**EXERCISE BRIEF**
Set down each line of the data below exactly as it stands, dropping the pictures.

**EXCERPTED DATA**
=====

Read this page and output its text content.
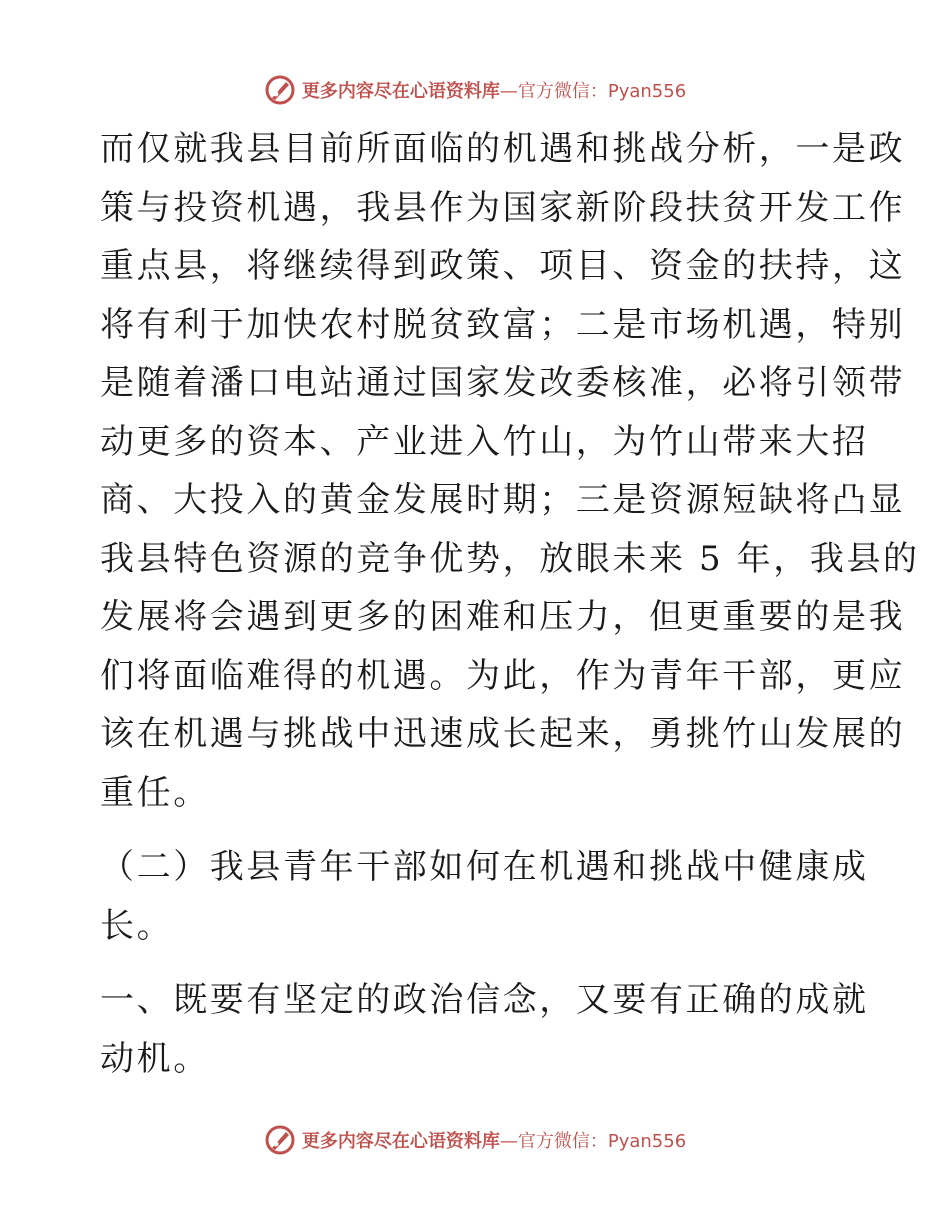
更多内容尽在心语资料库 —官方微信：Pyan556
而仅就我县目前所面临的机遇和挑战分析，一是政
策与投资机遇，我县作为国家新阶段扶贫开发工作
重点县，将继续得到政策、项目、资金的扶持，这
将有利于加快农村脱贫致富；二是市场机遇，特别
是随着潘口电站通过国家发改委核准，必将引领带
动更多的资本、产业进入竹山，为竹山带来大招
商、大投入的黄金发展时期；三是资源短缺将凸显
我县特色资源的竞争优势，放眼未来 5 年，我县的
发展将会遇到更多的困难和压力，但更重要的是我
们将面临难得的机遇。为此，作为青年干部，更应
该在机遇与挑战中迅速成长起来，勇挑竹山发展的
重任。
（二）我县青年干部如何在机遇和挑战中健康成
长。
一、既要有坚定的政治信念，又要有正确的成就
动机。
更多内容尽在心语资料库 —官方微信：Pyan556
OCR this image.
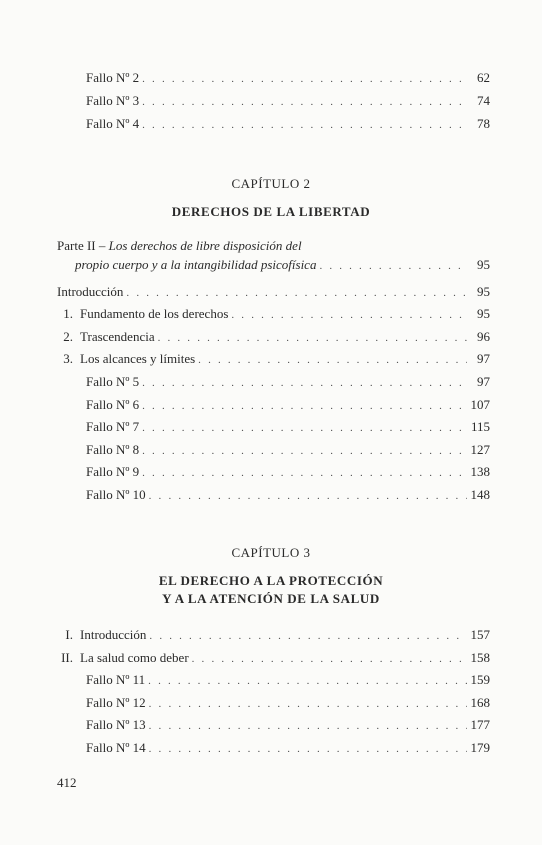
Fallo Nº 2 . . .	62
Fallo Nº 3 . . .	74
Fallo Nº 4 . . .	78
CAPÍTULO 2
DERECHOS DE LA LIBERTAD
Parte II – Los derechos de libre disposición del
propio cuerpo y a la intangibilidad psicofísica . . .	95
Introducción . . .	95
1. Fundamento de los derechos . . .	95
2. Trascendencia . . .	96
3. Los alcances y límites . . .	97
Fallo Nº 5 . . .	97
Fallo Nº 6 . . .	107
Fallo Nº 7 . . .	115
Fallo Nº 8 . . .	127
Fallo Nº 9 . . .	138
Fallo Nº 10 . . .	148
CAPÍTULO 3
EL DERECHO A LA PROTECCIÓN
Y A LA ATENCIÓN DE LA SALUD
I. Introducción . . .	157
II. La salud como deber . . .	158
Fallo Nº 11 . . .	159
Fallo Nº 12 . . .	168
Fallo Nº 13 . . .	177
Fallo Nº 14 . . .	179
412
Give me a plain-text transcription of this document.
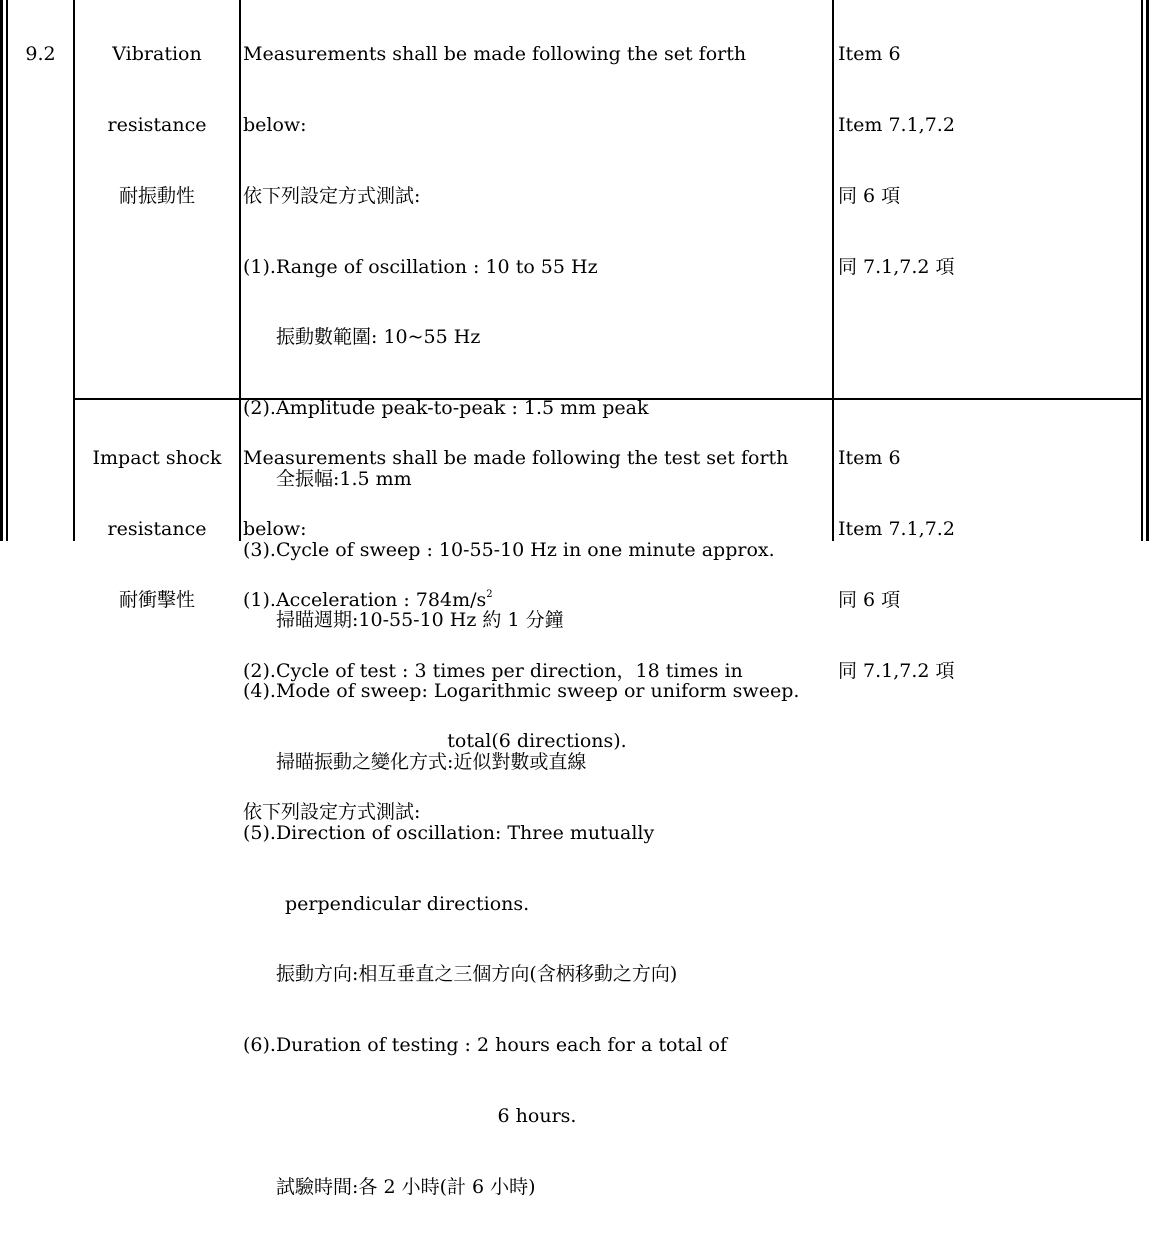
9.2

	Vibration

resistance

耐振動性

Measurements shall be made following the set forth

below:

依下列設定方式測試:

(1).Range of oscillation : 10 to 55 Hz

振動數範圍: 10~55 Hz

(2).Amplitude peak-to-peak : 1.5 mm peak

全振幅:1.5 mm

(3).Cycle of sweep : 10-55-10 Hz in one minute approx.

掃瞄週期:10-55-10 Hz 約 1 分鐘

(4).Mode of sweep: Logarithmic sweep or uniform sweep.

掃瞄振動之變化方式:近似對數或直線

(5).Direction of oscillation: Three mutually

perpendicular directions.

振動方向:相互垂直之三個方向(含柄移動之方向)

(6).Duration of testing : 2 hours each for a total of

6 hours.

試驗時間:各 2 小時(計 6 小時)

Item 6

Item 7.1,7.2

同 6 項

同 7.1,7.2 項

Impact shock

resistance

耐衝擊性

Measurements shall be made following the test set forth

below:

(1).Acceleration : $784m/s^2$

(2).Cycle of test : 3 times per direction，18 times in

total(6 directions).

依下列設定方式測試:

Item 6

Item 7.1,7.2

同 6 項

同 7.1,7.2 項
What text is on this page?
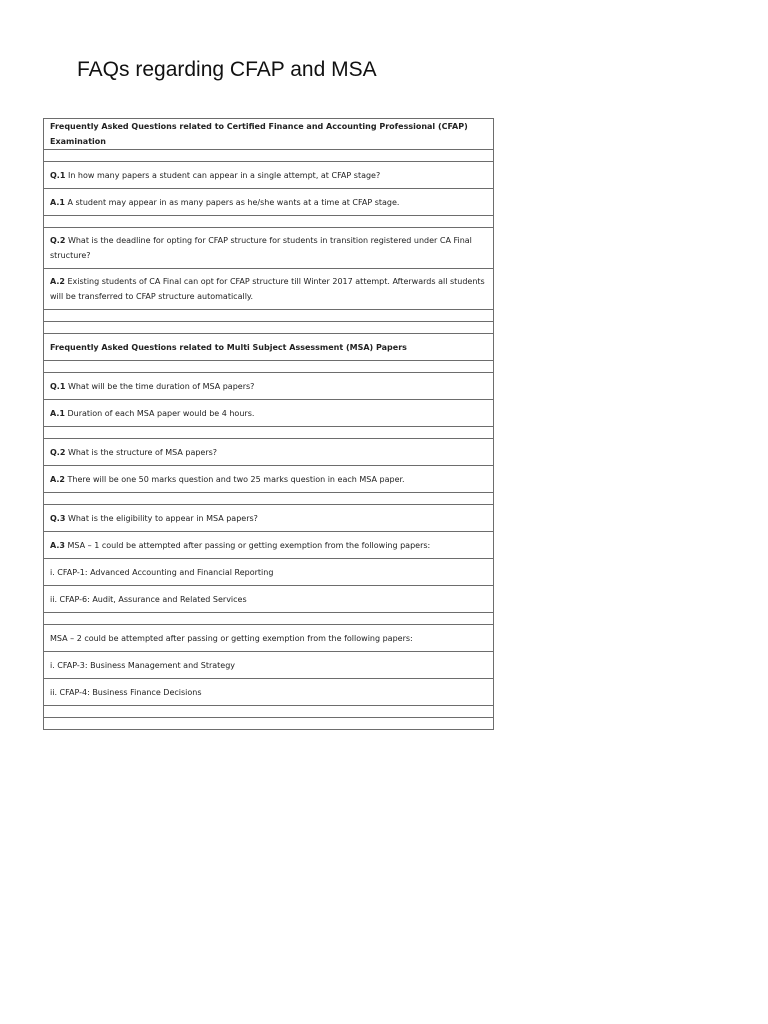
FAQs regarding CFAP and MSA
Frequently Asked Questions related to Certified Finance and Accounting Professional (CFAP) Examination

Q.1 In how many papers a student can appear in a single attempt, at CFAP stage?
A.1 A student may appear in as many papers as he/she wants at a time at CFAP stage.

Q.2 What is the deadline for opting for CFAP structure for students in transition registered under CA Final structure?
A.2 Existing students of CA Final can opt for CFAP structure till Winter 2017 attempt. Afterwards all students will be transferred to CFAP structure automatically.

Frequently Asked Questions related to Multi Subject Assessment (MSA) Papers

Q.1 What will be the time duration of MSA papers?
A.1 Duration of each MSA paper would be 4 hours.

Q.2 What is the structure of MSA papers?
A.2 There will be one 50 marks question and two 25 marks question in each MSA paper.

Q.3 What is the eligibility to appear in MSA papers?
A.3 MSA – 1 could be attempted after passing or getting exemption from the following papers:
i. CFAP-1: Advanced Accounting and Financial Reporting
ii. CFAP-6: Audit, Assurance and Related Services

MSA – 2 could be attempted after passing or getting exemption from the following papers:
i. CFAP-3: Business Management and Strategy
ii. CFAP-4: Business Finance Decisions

=====

**RESULT**
Read this page and output its text content.
更多内容尽在心语资料库 —官方微信：Pyan556
而仅就我县目前所面临的机遇和挑战分析，一是政
策与投资机遇，我县作为国家新阶段扶贫开发工作
重点县，将继续得到政策、项目、资金的扶持，这
将有利于加快农村脱贫致富；二是市场机遇，特别
是随着潘口电站通过国家发改委核准，必将引领带
动更多的资本、产业进入竹山，为竹山带来大招
商、大投入的黄金发展时期；三是资源短缺将凸显
我县特色资源的竞争优势，放眼未来 5 年，我县的
发展将会遇到更多的困难和压力，但更重要的是我
们将面临难得的机遇。为此，作为青年干部，更应
该在机遇与挑战中迅速成长起来，勇挑竹山发展的
重任。
（二）我县青年干部如何在机遇和挑战中健康成
长。
一、既要有坚定的政治信念，又要有正确的成就
动机。
更多内容尽在心语资料库 —官方微信：Pyan556
OCR this image.
Fallo Nº 2 . . .	62
Fallo Nº 3 . . .	74
Fallo Nº 4 . . .	78
CAPÍTULO 2
DERECHOS DE LA LIBERTAD
Parte II – Los derechos de libre disposición del
propio cuerpo y a la intangibilidad psicofísica . . .	95
Introducción . . .	95
1. Fundamento de los derechos . . .	95
2. Trascendencia . . .	96
3. Los alcances y límites . . .	97
Fallo Nº 5 . . .	97
Fallo Nº 6 . . .	107
Fallo Nº 7 . . .	115
Fallo Nº 8 . . .	127
Fallo Nº 9 . . .	138
Fallo Nº 10 . . .	148
CAPÍTULO 3
EL DERECHO A LA PROTECCIÓN
Y A LA ATENCIÓN DE LA SALUD
I. Introducción . . .	157
II. La salud como deber . . .	158
Fallo Nº 11 . . .	159
Fallo Nº 12 . . .	168
Fallo Nº 13 . . .	177
Fallo Nº 14 . . .	179
412
Give me a plain-text transcription of this document.
9.2

	Vibration

resistance

耐振動性

Measurements shall be made following the set forth

below:

依下列設定方式測試:

(1).Range of oscillation : 10 to 55 Hz

振動數範圍: 10~55 Hz

(2).Amplitude peak-to-peak : 1.5 mm peak

全振幅:1.5 mm

(3).Cycle of sweep : 10-55-10 Hz in one minute approx.

掃瞄週期:10-55-10 Hz 約 1 分鐘

(4).Mode of sweep: Logarithmic sweep or uniform sweep.

掃瞄振動之變化方式:近似對數或直線

(5).Direction of oscillation: Three mutually

perpendicular directions.

振動方向:相互垂直之三個方向(含柄移動之方向)

(6).Duration of testing : 2 hours each for a total of

6 hours.

試驗時間:各 2 小時(計 6 小時)

Item 6

Item 7.1,7.2

同 6 項

同 7.1,7.2 項

Impact shock

resistance

耐衝擊性

Measurements shall be made following the test set forth

below:

(1).Acceleration : $784m/s^2$

(2).Cycle of test : 3 times per direction，18 times in

total(6 directions).

依下列設定方式測試:

Item 6

Item 7.1,7.2

同 6 項

同 7.1,7.2 項
What text is on this page?
FAQs regarding CFAP and MSA
Frequently Asked Questions related to Certified Finance and Accounting Professional (CFAP) Examination

Q.1 In how many papers a student can appear in a single attempt, at CFAP stage?
A.1 A student may appear in as many papers as he/she wants at a time at CFAP stage.

Q.2 What is the deadline for opting for CFAP structure for students in transition registered under CA Final structure?
A.2 Existing students of CA Final can opt for CFAP structure till Winter 2017 attempt. Afterwards all students will be transferred to CFAP structure automatically.

Frequently Asked Questions related to Multi Subject Assessment (MSA) Papers

Q.1 What will be the time duration of MSA papers?
A.1 Duration of each MSA paper would be 4 hours.

Q.2 What is the structure of MSA papers?
A.2 There will be one 50 marks question and two 25 marks question in each MSA paper.

Q.3 What is the eligibility to appear in MSA papers?
A.3 MSA – 1 could be attempted after passing or getting exemption from the following papers:
i. CFAP-1: Advanced Accounting and Financial Reporting
ii. CFAP-6: Audit, Assurance and Related Services

MSA – 2 could be attempted after passing or getting exemption from the following papers:
i. CFAP-3: Business Management and Strategy
ii. CFAP-4: Business Finance Decisions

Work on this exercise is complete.